** BEGIN STORED RECORDS **

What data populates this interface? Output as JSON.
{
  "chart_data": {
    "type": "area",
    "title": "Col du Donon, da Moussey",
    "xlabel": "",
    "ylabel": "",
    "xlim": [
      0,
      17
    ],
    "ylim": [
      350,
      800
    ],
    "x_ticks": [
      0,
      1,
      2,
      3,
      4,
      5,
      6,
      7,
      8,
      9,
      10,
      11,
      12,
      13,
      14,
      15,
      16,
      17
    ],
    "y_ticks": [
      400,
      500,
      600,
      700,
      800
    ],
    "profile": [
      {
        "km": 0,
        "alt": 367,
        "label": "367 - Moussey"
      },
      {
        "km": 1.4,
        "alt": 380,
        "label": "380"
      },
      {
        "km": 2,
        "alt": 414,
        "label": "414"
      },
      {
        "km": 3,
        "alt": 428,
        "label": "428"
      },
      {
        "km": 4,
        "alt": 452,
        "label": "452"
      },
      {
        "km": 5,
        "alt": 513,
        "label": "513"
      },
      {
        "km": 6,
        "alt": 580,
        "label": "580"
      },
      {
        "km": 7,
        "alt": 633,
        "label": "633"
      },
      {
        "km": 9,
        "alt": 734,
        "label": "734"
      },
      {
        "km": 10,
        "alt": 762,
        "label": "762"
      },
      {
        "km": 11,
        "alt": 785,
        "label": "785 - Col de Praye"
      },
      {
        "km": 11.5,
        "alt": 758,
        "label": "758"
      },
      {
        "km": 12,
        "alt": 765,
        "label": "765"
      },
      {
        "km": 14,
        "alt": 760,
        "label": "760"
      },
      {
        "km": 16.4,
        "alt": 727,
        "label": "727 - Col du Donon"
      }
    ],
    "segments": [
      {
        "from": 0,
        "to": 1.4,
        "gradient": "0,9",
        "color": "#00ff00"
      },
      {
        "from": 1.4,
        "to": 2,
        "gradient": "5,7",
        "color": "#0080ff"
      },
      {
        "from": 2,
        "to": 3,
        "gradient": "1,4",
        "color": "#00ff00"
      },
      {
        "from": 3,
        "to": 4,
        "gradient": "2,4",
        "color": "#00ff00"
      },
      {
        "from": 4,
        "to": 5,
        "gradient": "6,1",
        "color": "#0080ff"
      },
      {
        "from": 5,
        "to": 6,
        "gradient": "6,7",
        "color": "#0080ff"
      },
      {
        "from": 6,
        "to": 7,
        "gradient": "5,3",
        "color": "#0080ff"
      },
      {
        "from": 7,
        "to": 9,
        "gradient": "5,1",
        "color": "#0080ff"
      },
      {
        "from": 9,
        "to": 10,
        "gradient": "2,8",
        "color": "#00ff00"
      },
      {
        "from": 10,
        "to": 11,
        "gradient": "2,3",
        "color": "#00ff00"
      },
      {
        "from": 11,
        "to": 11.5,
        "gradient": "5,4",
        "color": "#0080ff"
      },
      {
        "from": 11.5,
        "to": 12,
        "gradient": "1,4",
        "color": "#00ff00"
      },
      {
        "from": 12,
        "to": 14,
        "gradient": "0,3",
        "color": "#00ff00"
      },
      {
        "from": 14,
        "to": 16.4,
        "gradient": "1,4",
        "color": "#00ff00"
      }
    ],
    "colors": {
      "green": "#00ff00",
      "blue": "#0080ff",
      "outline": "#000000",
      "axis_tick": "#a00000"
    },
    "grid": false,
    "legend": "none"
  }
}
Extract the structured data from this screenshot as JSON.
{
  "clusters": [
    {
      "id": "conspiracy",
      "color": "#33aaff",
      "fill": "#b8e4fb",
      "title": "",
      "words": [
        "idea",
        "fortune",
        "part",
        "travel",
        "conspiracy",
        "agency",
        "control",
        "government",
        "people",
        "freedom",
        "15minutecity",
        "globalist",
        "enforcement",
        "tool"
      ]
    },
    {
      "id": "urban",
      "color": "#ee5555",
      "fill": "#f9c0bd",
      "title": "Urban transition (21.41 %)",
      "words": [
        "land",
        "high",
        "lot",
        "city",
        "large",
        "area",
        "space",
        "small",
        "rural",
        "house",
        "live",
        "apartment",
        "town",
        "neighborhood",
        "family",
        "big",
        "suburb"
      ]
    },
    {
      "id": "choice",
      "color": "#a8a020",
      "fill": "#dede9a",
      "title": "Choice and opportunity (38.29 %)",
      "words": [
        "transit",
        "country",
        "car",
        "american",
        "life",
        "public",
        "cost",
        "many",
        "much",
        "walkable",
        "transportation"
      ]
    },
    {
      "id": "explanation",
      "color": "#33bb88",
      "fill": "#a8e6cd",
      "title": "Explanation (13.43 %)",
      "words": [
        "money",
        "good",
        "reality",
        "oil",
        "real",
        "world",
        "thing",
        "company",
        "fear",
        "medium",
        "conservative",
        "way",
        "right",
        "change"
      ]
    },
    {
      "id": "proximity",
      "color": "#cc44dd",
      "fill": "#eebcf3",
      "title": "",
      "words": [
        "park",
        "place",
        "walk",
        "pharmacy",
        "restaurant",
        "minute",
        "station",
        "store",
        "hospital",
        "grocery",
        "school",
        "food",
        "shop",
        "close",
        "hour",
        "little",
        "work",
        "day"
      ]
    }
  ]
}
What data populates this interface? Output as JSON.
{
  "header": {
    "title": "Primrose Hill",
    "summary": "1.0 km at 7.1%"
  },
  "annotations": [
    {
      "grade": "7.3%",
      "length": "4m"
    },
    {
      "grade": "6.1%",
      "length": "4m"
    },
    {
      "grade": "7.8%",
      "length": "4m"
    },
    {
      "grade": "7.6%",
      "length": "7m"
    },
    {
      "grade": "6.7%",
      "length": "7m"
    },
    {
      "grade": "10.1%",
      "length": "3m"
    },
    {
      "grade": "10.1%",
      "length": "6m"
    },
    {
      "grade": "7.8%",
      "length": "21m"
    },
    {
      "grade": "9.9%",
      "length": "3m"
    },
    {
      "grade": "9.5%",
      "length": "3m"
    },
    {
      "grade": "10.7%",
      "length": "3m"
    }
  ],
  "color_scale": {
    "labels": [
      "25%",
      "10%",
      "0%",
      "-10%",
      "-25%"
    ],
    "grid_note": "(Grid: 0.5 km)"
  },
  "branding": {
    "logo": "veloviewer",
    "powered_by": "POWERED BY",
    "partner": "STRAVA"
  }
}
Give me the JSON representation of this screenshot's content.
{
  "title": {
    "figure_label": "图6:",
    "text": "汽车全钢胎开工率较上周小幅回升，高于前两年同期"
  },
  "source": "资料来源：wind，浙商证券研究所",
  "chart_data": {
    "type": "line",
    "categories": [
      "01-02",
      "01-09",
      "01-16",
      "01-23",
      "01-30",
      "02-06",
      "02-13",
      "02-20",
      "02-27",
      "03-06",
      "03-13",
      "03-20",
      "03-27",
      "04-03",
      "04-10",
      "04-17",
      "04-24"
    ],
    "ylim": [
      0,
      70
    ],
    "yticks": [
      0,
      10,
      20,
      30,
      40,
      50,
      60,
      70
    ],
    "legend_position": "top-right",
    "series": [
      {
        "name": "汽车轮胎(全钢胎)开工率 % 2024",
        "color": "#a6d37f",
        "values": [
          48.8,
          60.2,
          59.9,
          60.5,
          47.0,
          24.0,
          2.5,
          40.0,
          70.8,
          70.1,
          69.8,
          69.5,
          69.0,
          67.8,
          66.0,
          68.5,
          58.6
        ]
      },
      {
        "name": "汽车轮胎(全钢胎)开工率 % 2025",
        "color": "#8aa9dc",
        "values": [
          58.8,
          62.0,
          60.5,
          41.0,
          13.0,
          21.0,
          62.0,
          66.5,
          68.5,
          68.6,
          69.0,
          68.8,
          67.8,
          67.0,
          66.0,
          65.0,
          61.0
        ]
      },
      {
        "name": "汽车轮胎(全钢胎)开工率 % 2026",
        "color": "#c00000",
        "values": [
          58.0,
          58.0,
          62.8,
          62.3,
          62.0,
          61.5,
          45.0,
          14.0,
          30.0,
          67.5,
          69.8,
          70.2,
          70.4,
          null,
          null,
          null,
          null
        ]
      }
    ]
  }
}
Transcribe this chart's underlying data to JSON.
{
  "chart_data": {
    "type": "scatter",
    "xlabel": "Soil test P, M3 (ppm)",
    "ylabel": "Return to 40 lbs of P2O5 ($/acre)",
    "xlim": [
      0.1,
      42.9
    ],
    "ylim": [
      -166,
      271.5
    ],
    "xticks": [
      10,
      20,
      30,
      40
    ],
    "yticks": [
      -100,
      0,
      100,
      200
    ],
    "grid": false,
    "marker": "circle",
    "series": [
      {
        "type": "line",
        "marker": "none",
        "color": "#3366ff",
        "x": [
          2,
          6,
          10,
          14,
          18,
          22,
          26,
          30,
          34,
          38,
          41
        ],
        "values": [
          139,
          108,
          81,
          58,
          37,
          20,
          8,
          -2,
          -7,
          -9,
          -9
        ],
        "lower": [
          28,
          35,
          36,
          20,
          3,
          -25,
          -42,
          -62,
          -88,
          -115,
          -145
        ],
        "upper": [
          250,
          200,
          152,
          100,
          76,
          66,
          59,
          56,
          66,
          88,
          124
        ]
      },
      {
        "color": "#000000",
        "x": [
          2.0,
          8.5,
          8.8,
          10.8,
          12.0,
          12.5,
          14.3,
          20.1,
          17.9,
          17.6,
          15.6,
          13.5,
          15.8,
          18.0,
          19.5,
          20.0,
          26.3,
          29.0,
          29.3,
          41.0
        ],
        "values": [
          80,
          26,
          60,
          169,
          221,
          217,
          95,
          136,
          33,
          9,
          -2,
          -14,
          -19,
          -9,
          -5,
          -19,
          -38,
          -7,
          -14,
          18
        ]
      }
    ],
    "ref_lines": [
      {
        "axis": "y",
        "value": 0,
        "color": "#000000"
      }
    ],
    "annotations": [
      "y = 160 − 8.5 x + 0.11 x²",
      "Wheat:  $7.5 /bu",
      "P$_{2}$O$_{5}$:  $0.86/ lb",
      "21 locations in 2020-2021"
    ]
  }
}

** END STORED RECORDS **

For each line of the entries that includes "screenshot", show that line.

Extract the structured data from this screenshot as JSON.
Give me the JSON representation of this screenshot's content.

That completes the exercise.